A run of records
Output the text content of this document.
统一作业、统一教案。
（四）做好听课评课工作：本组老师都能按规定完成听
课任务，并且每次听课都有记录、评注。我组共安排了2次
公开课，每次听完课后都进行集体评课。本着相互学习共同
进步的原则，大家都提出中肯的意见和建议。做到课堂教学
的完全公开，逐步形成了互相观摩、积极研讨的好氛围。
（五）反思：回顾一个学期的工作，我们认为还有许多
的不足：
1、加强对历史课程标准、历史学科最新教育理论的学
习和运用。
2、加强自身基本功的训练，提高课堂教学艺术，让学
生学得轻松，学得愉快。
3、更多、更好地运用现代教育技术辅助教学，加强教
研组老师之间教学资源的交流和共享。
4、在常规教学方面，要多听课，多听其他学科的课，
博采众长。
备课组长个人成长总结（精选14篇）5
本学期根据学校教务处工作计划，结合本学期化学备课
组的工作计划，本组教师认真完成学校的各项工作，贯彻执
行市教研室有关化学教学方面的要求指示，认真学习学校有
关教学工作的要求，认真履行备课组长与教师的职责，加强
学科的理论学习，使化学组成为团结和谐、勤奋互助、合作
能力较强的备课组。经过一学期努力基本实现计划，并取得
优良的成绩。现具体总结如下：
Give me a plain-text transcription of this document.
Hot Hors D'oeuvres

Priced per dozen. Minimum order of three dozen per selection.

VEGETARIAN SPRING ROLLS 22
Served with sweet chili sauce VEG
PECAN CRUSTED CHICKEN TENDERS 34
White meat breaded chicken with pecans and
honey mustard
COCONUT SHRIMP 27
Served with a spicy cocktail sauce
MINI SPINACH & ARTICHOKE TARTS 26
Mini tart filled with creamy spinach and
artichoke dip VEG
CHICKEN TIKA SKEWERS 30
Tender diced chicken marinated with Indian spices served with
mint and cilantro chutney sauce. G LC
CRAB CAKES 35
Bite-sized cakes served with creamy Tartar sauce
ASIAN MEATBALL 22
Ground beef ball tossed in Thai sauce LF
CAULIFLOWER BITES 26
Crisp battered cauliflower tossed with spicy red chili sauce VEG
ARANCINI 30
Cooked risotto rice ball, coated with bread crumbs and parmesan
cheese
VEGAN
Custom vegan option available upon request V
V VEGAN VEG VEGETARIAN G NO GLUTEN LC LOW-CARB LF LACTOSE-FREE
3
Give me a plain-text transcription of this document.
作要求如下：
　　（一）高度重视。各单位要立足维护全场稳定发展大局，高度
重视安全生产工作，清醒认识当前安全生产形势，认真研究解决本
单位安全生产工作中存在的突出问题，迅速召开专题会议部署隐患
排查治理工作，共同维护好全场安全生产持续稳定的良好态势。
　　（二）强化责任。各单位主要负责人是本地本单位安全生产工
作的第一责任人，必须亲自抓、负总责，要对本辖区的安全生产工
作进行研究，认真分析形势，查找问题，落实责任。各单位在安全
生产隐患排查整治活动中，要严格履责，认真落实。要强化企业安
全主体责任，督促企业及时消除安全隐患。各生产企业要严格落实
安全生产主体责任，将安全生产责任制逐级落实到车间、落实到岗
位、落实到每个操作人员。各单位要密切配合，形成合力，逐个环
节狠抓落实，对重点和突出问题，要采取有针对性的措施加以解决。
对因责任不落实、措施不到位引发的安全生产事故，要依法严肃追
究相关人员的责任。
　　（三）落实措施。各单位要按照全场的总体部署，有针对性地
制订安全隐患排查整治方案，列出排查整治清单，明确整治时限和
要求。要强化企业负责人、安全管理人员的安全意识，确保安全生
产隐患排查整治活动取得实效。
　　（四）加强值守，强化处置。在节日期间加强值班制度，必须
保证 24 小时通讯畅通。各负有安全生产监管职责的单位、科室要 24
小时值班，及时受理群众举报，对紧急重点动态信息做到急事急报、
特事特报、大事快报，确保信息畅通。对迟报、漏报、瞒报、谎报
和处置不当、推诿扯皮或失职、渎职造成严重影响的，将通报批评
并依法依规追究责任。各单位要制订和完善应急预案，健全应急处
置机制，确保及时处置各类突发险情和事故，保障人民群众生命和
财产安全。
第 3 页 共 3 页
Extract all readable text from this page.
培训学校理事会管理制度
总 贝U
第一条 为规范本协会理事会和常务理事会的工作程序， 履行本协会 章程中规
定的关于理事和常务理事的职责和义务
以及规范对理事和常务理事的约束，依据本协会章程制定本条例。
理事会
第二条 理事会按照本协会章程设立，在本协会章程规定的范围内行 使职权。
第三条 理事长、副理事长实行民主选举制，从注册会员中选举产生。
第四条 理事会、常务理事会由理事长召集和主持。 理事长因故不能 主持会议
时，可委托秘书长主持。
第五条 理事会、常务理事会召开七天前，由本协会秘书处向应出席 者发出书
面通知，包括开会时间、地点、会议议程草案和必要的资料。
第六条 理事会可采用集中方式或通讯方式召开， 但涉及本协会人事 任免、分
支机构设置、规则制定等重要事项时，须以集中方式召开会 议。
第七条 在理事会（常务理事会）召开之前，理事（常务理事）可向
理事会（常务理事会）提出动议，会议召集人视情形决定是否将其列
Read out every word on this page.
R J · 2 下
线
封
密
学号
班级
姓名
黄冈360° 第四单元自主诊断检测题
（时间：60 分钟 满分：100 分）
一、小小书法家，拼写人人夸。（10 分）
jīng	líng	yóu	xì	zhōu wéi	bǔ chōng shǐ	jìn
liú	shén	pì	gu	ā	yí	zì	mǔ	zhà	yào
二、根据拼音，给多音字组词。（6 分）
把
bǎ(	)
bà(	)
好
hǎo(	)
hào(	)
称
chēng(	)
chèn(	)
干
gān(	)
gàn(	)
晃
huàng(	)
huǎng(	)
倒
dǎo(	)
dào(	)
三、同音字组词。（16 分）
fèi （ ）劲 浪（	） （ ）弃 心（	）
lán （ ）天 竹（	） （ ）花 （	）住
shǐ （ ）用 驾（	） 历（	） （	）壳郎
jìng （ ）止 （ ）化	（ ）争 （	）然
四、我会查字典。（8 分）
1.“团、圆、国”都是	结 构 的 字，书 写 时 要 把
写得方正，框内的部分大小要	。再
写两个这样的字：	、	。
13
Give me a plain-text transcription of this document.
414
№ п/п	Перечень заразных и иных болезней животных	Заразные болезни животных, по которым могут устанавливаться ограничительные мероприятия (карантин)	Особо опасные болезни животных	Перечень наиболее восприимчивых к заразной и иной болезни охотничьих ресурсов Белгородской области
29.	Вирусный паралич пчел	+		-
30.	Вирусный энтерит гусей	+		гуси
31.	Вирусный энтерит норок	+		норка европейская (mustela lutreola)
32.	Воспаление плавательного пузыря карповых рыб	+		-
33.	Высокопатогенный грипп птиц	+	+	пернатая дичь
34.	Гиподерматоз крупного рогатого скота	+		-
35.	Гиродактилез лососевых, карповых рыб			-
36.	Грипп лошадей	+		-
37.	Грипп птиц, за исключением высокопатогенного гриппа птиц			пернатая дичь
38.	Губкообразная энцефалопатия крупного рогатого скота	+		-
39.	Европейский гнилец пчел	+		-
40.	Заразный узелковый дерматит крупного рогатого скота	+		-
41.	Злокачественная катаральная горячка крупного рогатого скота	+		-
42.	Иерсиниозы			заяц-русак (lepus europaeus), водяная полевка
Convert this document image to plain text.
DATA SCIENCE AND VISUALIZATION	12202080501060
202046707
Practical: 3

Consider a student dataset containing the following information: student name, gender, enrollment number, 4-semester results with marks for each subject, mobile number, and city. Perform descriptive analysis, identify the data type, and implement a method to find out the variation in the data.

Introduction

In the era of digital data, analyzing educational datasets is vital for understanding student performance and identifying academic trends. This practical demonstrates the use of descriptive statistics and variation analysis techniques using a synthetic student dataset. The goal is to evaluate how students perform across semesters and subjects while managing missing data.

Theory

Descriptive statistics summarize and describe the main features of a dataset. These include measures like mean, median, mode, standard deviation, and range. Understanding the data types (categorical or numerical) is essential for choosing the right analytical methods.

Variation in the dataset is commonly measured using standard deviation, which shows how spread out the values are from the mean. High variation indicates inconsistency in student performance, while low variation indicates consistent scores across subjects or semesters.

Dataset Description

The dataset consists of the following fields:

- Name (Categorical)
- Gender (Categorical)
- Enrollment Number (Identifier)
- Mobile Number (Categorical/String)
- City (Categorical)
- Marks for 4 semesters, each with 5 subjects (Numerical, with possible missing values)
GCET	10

● **Requirement**:
Above are the records; copy every line in them that holds the word "page".

● **Full solution**:
Extract all readable text from this page.
Read out every word on this page.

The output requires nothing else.